* GIVEN TASK:
Print the listing as it stands, omitting all images.

── PROVIDED RECORDS ──

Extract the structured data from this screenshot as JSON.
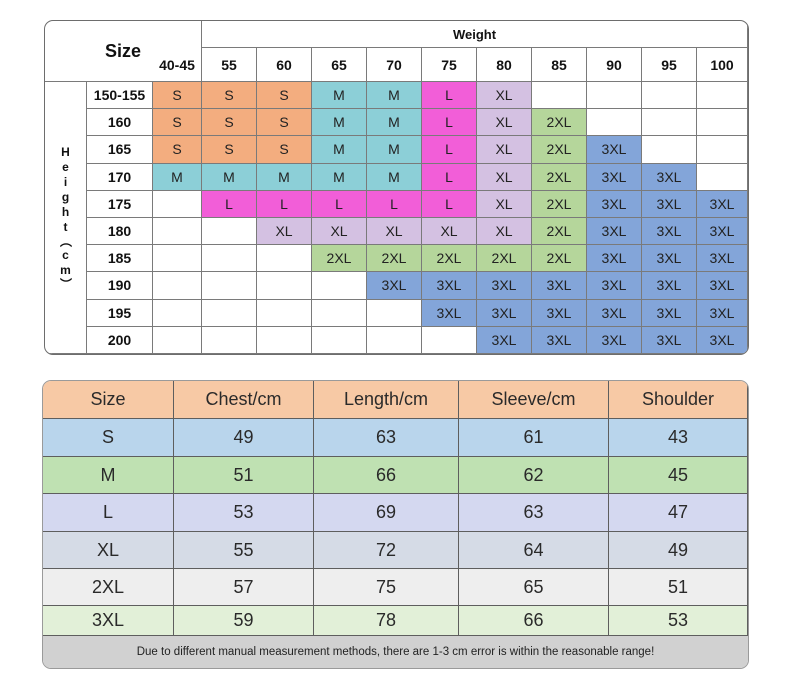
{
  "matrix": {
    "size_label": "Size",
    "weight_label": "Weight",
    "height_label": "Height（cm）",
    "weights": [
      "40-45",
      "55",
      "60",
      "65",
      "70",
      "75",
      "80",
      "85",
      "90",
      "95",
      "100"
    ],
    "heights": [
      "150-155",
      "160",
      "165",
      "170",
      "175",
      "180",
      "185",
      "190",
      "195",
      "200"
    ],
    "grid": [
      [
        "S",
        "S",
        "S",
        "M",
        "M",
        "L",
        "XL",
        "",
        "",
        "",
        ""
      ],
      [
        "S",
        "S",
        "S",
        "M",
        "M",
        "L",
        "XL",
        "2XL",
        "",
        "",
        ""
      ],
      [
        "S",
        "S",
        "S",
        "M",
        "M",
        "L",
        "XL",
        "2XL",
        "3XL",
        "",
        ""
      ],
      [
        "M",
        "M",
        "M",
        "M",
        "M",
        "L",
        "XL",
        "2XL",
        "3XL",
        "3XL",
        ""
      ],
      [
        "",
        "L",
        "L",
        "L",
        "L",
        "L",
        "XL",
        "2XL",
        "3XL",
        "3XL",
        "3XL"
      ],
      [
        "",
        "",
        "XL",
        "XL",
        "XL",
        "XL",
        "XL",
        "2XL",
        "3XL",
        "3XL",
        "3XL"
      ],
      [
        "",
        "",
        "",
        "2XL",
        "2XL",
        "2XL",
        "2XL",
        "2XL",
        "3XL",
        "3XL",
        "3XL"
      ],
      [
        "",
        "",
        "",
        "",
        "3XL",
        "3XL",
        "3XL",
        "3XL",
        "3XL",
        "3XL",
        "3XL"
      ],
      [
        "",
        "",
        "",
        "",
        "",
        "3XL",
        "3XL",
        "3XL",
        "3XL",
        "3XL",
        "3XL"
      ],
      [
        "",
        "",
        "",
        "",
        "",
        "",
        "3XL",
        "3XL",
        "3XL",
        "3XL",
        "3XL"
      ]
    ],
    "colors": {
      "S": "#f3ad7f",
      "M": "#8ccfd7",
      "L": "#f25ed8",
      "XL": "#d4c1e2",
      "2XL": "#b5d69b",
      "3XL": "#83a5d9"
    }
  },
  "measurements": {
    "headers": [
      "Size",
      "Chest/cm",
      "Length/cm",
      "Sleeve/cm",
      "Shoulder"
    ],
    "rows": [
      {
        "size": "S",
        "chest": "49",
        "length": "63",
        "sleeve": "61",
        "shoulder": "43"
      },
      {
        "size": "M",
        "chest": "51",
        "length": "66",
        "sleeve": "62",
        "shoulder": "45"
      },
      {
        "size": "L",
        "chest": "53",
        "length": "69",
        "sleeve": "63",
        "shoulder": "47"
      },
      {
        "size": "XL",
        "chest": "55",
        "length": "72",
        "sleeve": "64",
        "shoulder": "49"
      },
      {
        "size": "2XL",
        "chest": "57",
        "length": "75",
        "sleeve": "65",
        "shoulder": "51"
      },
      {
        "size": "3XL",
        "chest": "59",
        "length": "78",
        "sleeve": "66",
        "shoulder": "53"
      }
    ],
    "header_color": "#f7c9a5",
    "row_colors": [
      "#b9d5ec",
      "#bfe1b2",
      "#d4d8f0",
      "#d5dbe6",
      "#eeeeee",
      "#e2f0d8"
    ],
    "note": "Due to different manual measurement methods, there are 1-3 cm error is within the reasonable range!",
    "note_color": "#d1d1d1"
  }
}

───

* SOLUTION BELOW:
Extract the structured data from this screenshot as JSON.
{
  "matrix": {
    "size_label": "Size",
    "weight_label": "Weight",
    "height_label": "Height（cm）",
    "weights": [
      "40-45",
      "55",
      "60",
      "65",
      "70",
      "75",
      "80",
      "85",
      "90",
      "95",
      "100"
    ],
    "heights": [
      "150-155",
      "160",
      "165",
      "170",
      "175",
      "180",
      "185",
      "190",
      "195",
      "200"
    ],
    "grid": [
      [
        "S",
        "S",
        "S",
        "M",
        "M",
        "L",
        "XL",
        "",
        "",
        "",
        ""
      ],
      [
        "S",
        "S",
        "S",
        "M",
        "M",
        "L",
        "XL",
        "2XL",
        "",
        "",
        ""
      ],
      [
        "S",
        "S",
        "S",
        "M",
        "M",
        "L",
        "XL",
        "2XL",
        "3XL",
        "",
        ""
      ],
      [
        "M",
        "M",
        "M",
        "M",
        "M",
        "L",
        "XL",
        "2XL",
        "3XL",
        "3XL",
        ""
      ],
      [
        "",
        "L",
        "L",
        "L",
        "L",
        "L",
        "XL",
        "2XL",
        "3XL",
        "3XL",
        "3XL"
      ],
      [
        "",
        "",
        "XL",
        "XL",
        "XL",
        "XL",
        "XL",
        "2XL",
        "3XL",
        "3XL",
        "3XL"
      ],
      [
        "",
        "",
        "",
        "2XL",
        "2XL",
        "2XL",
        "2XL",
        "2XL",
        "3XL",
        "3XL",
        "3XL"
      ],
      [
        "",
        "",
        "",
        "",
        "3XL",
        "3XL",
        "3XL",
        "3XL",
        "3XL",
        "3XL",
        "3XL"
      ],
      [
        "",
        "",
        "",
        "",
        "",
        "3XL",
        "3XL",
        "3XL",
        "3XL",
        "3XL",
        "3XL"
      ],
      [
        "",
        "",
        "",
        "",
        "",
        "",
        "3XL",
        "3XL",
        "3XL",
        "3XL",
        "3XL"
      ]
    ],
    "colors": {
      "S": "#f3ad7f",
      "M": "#8ccfd7",
      "L": "#f25ed8",
      "XL": "#d4c1e2",
      "2XL": "#b5d69b",
      "3XL": "#83a5d9"
    }
  },
  "measurements": {
    "headers": [
      "Size",
      "Chest/cm",
      "Length/cm",
      "Sleeve/cm",
      "Shoulder"
    ],
    "rows": [
      {
        "size": "S",
        "chest": "49",
        "length": "63",
        "sleeve": "61",
        "shoulder": "43"
      },
      {
        "size": "M",
        "chest": "51",
        "length": "66",
        "sleeve": "62",
        "shoulder": "45"
      },
      {
        "size": "L",
        "chest": "53",
        "length": "69",
        "sleeve": "63",
        "shoulder": "47"
      },
      {
        "size": "XL",
        "chest": "55",
        "length": "72",
        "sleeve": "64",
        "shoulder": "49"
      },
      {
        "size": "2XL",
        "chest": "57",
        "length": "75",
        "sleeve": "65",
        "shoulder": "51"
      },
      {
        "size": "3XL",
        "chest": "59",
        "length": "78",
        "sleeve": "66",
        "shoulder": "53"
      }
    ],
    "header_color": "#f7c9a5",
    "row_colors": [
      "#b9d5ec",
      "#bfe1b2",
      "#d4d8f0",
      "#d5dbe6",
      "#eeeeee",
      "#e2f0d8"
    ],
    "note": "Due to different manual measurement methods, there are 1-3 cm error is within the reasonable range!",
    "note_color": "#d1d1d1"
  }
}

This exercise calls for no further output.